Start of Material for the task
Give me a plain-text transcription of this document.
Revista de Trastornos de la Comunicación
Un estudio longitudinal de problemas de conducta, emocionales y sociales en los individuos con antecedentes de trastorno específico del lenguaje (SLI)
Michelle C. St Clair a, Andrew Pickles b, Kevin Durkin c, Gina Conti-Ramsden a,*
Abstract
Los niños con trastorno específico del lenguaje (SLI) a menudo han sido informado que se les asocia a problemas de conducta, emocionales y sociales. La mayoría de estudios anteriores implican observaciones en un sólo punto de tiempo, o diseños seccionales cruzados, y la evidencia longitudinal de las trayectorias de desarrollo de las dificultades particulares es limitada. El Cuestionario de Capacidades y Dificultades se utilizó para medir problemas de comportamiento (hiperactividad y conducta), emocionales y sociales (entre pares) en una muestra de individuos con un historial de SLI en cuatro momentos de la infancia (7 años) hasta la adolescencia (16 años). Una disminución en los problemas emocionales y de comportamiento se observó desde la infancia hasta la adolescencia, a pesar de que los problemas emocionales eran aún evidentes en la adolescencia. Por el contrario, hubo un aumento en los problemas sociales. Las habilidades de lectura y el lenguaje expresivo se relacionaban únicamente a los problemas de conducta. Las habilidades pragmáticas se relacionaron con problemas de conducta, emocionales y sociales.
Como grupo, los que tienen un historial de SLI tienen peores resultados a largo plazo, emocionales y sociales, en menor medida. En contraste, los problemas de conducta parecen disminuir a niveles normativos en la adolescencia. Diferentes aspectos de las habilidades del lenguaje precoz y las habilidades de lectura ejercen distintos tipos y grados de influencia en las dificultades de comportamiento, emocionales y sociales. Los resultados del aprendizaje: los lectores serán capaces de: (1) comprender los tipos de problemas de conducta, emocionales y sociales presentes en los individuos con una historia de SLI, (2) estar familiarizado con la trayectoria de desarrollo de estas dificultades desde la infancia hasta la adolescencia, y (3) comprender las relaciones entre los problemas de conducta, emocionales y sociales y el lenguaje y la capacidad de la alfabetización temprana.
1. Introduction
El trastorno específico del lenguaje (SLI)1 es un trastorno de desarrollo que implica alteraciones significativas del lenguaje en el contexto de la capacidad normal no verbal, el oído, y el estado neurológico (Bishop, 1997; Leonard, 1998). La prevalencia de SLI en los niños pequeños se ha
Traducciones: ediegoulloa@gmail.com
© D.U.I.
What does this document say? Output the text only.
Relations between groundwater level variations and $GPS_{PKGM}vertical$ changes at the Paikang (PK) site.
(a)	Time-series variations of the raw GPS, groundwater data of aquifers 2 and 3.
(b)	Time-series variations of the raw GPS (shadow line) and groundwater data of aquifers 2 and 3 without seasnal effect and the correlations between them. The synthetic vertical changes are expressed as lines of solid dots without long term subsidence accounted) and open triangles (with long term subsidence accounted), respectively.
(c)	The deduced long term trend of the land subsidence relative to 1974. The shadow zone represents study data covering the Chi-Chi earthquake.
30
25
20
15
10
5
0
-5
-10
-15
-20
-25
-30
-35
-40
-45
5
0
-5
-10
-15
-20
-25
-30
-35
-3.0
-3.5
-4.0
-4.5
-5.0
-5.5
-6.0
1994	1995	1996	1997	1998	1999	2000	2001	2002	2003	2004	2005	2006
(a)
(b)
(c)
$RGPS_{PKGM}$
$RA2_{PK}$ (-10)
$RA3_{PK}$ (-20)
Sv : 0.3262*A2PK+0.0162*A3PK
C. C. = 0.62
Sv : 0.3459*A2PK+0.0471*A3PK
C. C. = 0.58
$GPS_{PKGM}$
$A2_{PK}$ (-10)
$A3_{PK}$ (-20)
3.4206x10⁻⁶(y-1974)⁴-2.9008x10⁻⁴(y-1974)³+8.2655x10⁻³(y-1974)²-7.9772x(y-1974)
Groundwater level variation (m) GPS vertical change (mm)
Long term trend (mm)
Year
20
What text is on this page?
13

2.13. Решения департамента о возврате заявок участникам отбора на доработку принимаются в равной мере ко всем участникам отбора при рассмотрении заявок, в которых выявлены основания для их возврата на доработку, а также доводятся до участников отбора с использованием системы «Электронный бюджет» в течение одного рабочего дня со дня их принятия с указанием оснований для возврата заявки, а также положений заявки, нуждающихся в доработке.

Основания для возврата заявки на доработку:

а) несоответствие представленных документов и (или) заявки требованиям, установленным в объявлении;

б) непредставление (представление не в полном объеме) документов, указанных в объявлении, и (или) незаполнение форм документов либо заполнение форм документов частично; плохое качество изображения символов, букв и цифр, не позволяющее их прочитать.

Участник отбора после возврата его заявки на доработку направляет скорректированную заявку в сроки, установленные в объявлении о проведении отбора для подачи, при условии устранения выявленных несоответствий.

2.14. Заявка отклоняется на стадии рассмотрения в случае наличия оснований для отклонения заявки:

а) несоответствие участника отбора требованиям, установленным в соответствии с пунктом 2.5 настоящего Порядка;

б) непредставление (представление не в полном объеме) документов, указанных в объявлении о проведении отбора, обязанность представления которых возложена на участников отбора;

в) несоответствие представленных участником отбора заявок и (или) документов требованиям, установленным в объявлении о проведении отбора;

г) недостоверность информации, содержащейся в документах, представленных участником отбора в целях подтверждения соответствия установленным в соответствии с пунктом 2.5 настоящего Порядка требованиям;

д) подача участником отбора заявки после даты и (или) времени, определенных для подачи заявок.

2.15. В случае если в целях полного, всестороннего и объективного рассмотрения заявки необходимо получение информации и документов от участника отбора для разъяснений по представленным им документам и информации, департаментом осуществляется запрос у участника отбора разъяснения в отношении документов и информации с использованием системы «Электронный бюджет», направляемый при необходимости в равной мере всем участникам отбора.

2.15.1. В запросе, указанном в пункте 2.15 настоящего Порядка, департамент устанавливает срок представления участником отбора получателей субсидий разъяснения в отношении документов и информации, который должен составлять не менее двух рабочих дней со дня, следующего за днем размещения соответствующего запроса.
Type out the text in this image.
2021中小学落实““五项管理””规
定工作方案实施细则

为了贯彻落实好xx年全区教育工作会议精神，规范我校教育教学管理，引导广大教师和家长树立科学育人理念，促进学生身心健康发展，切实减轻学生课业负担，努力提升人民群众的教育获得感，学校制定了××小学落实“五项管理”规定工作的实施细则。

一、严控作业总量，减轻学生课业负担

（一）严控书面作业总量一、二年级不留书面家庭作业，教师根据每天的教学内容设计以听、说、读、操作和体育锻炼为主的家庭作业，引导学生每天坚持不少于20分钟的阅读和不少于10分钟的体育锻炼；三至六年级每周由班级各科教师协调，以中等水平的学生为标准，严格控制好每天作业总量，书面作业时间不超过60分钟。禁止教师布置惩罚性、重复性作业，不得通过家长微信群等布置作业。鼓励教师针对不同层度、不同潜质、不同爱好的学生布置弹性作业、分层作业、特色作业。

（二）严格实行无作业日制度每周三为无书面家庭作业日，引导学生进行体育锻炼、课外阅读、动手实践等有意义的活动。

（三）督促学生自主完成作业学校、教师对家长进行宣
End of Material for the task
- Task details:
Go through the entries and return each line where the word "between" appears.

- Solved exercise:
Relations between groundwater level variations and $GPS_{PKGM}vertical$ changes at the Paikang (PK) site.
(b)	Time-series variations of the raw GPS (shadow line) and groundwater data of aquifers 2 and 3 without seasnal effect and the correlations between them. The synthetic vertical changes are expressed as lines of solid dots without long term subsidence accounted) and open triangles (with long term subsidence accounted), respectively.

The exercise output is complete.